EXERCISE BRIEF:
Leave out the images and repeat the listing below without a single change.

DATA SHOWN:
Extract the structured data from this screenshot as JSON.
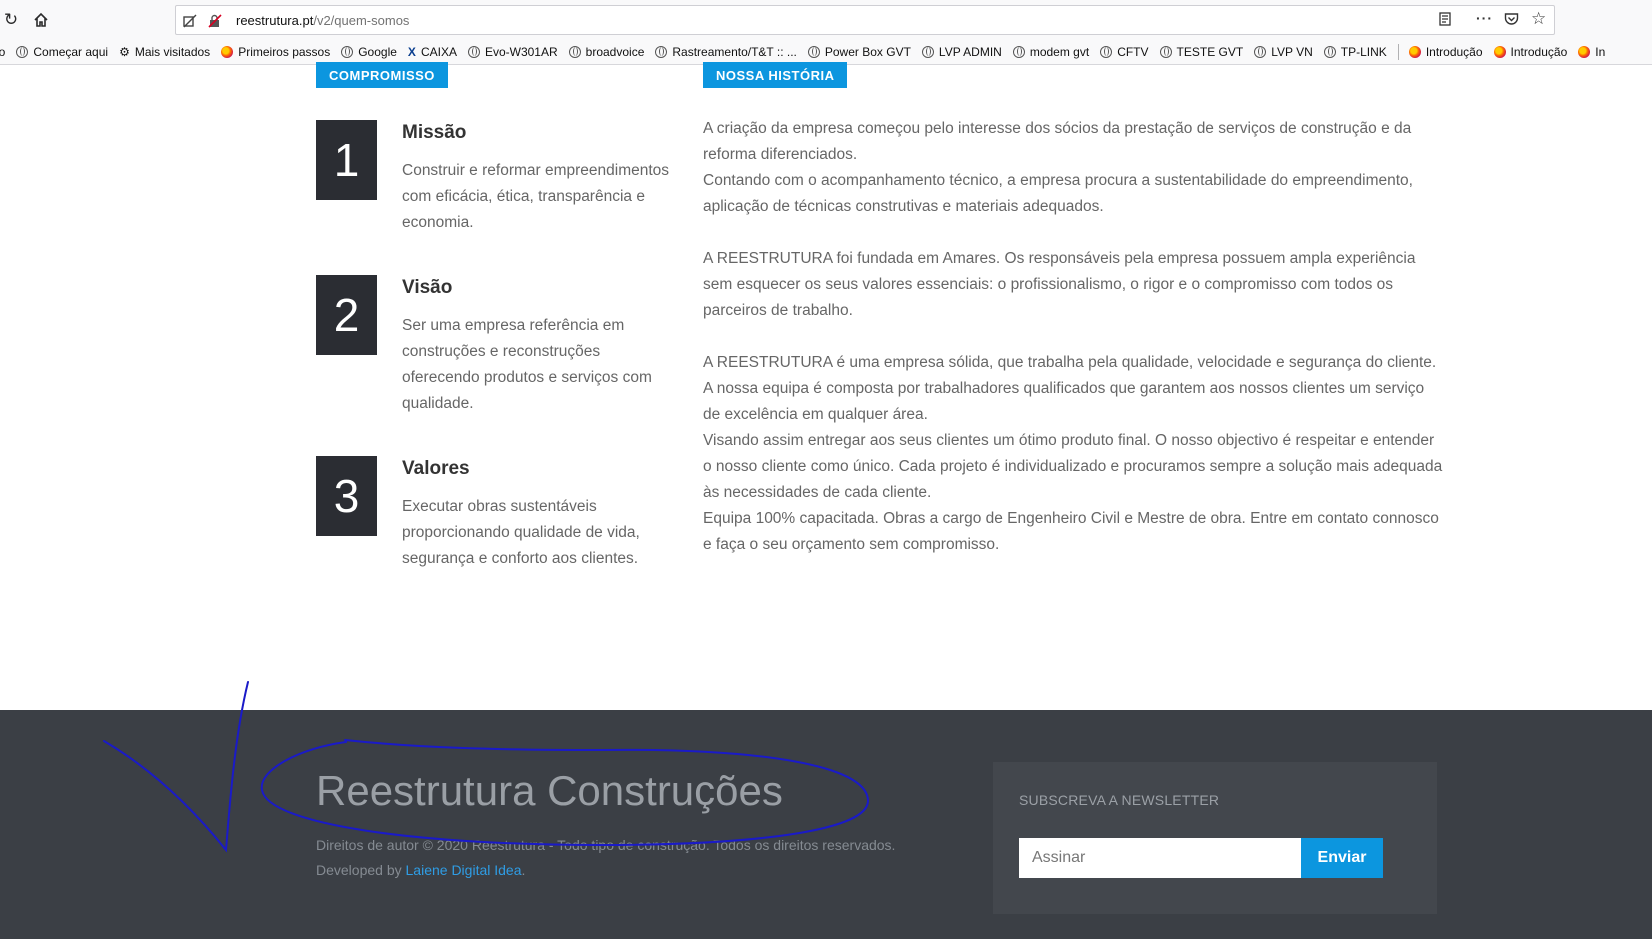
{
  "browser": {
    "url_host": "reestrutura.pt",
    "url_path": "/v2/quem-somos",
    "bookmarks": [
      {
        "label": "ção",
        "icon": "none"
      },
      {
        "label": "Começar aqui",
        "icon": "globe-icon"
      },
      {
        "label": "Mais visitados",
        "icon": "gear-icon"
      },
      {
        "label": "Primeiros passos",
        "icon": "firefox-icon"
      },
      {
        "label": "Google",
        "icon": "globe-icon"
      },
      {
        "label": "CAIXA",
        "icon": "caixa-icon"
      },
      {
        "label": "Evo-W301AR",
        "icon": "globe-icon"
      },
      {
        "label": "broadvoice",
        "icon": "globe-icon"
      },
      {
        "label": "Rastreamento/T&T :: ...",
        "icon": "globe-icon"
      },
      {
        "label": "Power Box GVT",
        "icon": "globe-icon"
      },
      {
        "label": "LVP ADMIN",
        "icon": "globe-icon"
      },
      {
        "label": "modem gvt",
        "icon": "globe-icon"
      },
      {
        "label": "CFTV",
        "icon": "globe-icon"
      },
      {
        "label": "TESTE GVT",
        "icon": "globe-icon"
      },
      {
        "label": "LVP VN",
        "icon": "globe-icon"
      },
      {
        "label": "TP-LINK",
        "icon": "globe-icon"
      },
      {
        "label": "Introdução",
        "icon": "firefox-icon"
      },
      {
        "label": "Introdução",
        "icon": "firefox-icon"
      },
      {
        "label": "In",
        "icon": "firefox-icon"
      }
    ]
  },
  "content": {
    "compromisso_label": "COMPROMISSO",
    "historia_label": "NOSSA HISTÓRIA",
    "items": [
      {
        "number": "1",
        "title": "Missão",
        "text": "Construir e reformar empreendimentos com eficácia, ética, transparência e economia."
      },
      {
        "number": "2",
        "title": "Visão",
        "text": "Ser uma empresa referência em construções e reconstruções oferecendo produtos e serviços com qualidade."
      },
      {
        "number": "3",
        "title": "Valores",
        "text": "Executar obras sustentáveis proporcionando qualidade de vida, segurança e conforto aos clientes."
      }
    ],
    "history": {
      "p1": "A criação da empresa começou pelo interesse dos sócios da prestação de serviços de construção e da reforma diferenciados.",
      "p2": "Contando com o acompanhamento técnico, a empresa procura a sustentabilidade do empreendimento, aplicação de técnicas construtivas e materiais adequados.",
      "p3": "A REESTRUTURA foi fundada em Amares. Os responsáveis pela empresa possuem ampla experiência sem esquecer os seus valores essenciais: o profissionalismo, o rigor e o compromisso com todos os parceiros de trabalho.",
      "p4": "A REESTRUTURA é uma empresa sólida, que trabalha pela qualidade, velocidade e segurança do cliente.",
      "p5": "A nossa equipa é composta por trabalhadores qualificados que garantem aos nossos clientes um serviço de excelência em qualquer área.",
      "p6": "Visando assim entregar aos seus clientes um ótimo produto final. O nosso objectivo é respeitar e entender o nosso cliente como único. Cada projeto é individualizado e procuramos sempre a solução mais adequada às necessidades de cada cliente.",
      "p7": "Equipa 100% capacitada. Obras a cargo de Engenheiro Civil e Mestre de obra. Entre em contato connosco e faça o seu orçamento sem compromisso."
    }
  },
  "footer": {
    "brand": "Reestrutura Construções",
    "copyright": "Direitos de autor © 2020 Reestrutura - Todo tipo de construção. Todos os direitos reservados.",
    "developed_prefix": "Developed by ",
    "developer_link": "Laiene Digital Idea",
    "developed_suffix": ".",
    "newsletter_title": "SUBSCREVA A NEWSLETTER",
    "newsletter_placeholder": "Assinar",
    "newsletter_button": "Enviar"
  },
  "colors": {
    "accent": "#0c96df",
    "dark_box": "#2b2d33",
    "footer_bg": "#3b3f45",
    "annotation": "#1a1ac8"
  }
}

OUTPUT:
Extract the structured data from this screenshot as JSON.
{
  "browser": {
    "url_host": "reestrutura.pt",
    "url_path": "/v2/quem-somos",
    "bookmarks": [
      {
        "label": "ção",
        "icon": "none"
      },
      {
        "label": "Começar aqui",
        "icon": "globe-icon"
      },
      {
        "label": "Mais visitados",
        "icon": "gear-icon"
      },
      {
        "label": "Primeiros passos",
        "icon": "firefox-icon"
      },
      {
        "label": "Google",
        "icon": "globe-icon"
      },
      {
        "label": "CAIXA",
        "icon": "caixa-icon"
      },
      {
        "label": "Evo-W301AR",
        "icon": "globe-icon"
      },
      {
        "label": "broadvoice",
        "icon": "globe-icon"
      },
      {
        "label": "Rastreamento/T&T :: ...",
        "icon": "globe-icon"
      },
      {
        "label": "Power Box GVT",
        "icon": "globe-icon"
      },
      {
        "label": "LVP ADMIN",
        "icon": "globe-icon"
      },
      {
        "label": "modem gvt",
        "icon": "globe-icon"
      },
      {
        "label": "CFTV",
        "icon": "globe-icon"
      },
      {
        "label": "TESTE GVT",
        "icon": "globe-icon"
      },
      {
        "label": "LVP VN",
        "icon": "globe-icon"
      },
      {
        "label": "TP-LINK",
        "icon": "globe-icon"
      },
      {
        "label": "Introdução",
        "icon": "firefox-icon"
      },
      {
        "label": "Introdução",
        "icon": "firefox-icon"
      },
      {
        "label": "In",
        "icon": "firefox-icon"
      }
    ]
  },
  "content": {
    "compromisso_label": "COMPROMISSO",
    "historia_label": "NOSSA HISTÓRIA",
    "items": [
      {
        "number": "1",
        "title": "Missão",
        "text": "Construir e reformar empreendimentos com eficácia, ética, transparência e economia."
      },
      {
        "number": "2",
        "title": "Visão",
        "text": "Ser uma empresa referência em construções e reconstruções oferecendo produtos e serviços com qualidade."
      },
      {
        "number": "3",
        "title": "Valores",
        "text": "Executar obras sustentáveis proporcionando qualidade de vida, segurança e conforto aos clientes."
      }
    ],
    "history": {
      "p1": "A criação da empresa começou pelo interesse dos sócios da prestação de serviços de construção e da reforma diferenciados.",
      "p2": "Contando com o acompanhamento técnico, a empresa procura a sustentabilidade do empreendimento, aplicação de técnicas construtivas e materiais adequados.",
      "p3": "A REESTRUTURA foi fundada em Amares. Os responsáveis pela empresa possuem ampla experiência sem esquecer os seus valores essenciais: o profissionalismo, o rigor e o compromisso com todos os parceiros de trabalho.",
      "p4": "A REESTRUTURA é uma empresa sólida, que trabalha pela qualidade, velocidade e segurança do cliente.",
      "p5": "A nossa equipa é composta por trabalhadores qualificados que garantem aos nossos clientes um serviço de excelência em qualquer área.",
      "p6": "Visando assim entregar aos seus clientes um ótimo produto final. O nosso objectivo é respeitar e entender o nosso cliente como único. Cada projeto é individualizado e procuramos sempre a solução mais adequada às necessidades de cada cliente.",
      "p7": "Equipa 100% capacitada. Obras a cargo de Engenheiro Civil e Mestre de obra. Entre em contato connosco e faça o seu orçamento sem compromisso."
    }
  },
  "footer": {
    "brand": "Reestrutura Construções",
    "copyright": "Direitos de autor © 2020 Reestrutura - Todo tipo de construção. Todos os direitos reservados.",
    "developed_prefix": "Developed by ",
    "developer_link": "Laiene Digital Idea",
    "developed_suffix": ".",
    "newsletter_title": "SUBSCREVA A NEWSLETTER",
    "newsletter_placeholder": "Assinar",
    "newsletter_button": "Enviar"
  },
  "colors": {
    "accent": "#0c96df",
    "dark_box": "#2b2d33",
    "footer_bg": "#3b3f45",
    "annotation": "#1a1ac8"
  }
}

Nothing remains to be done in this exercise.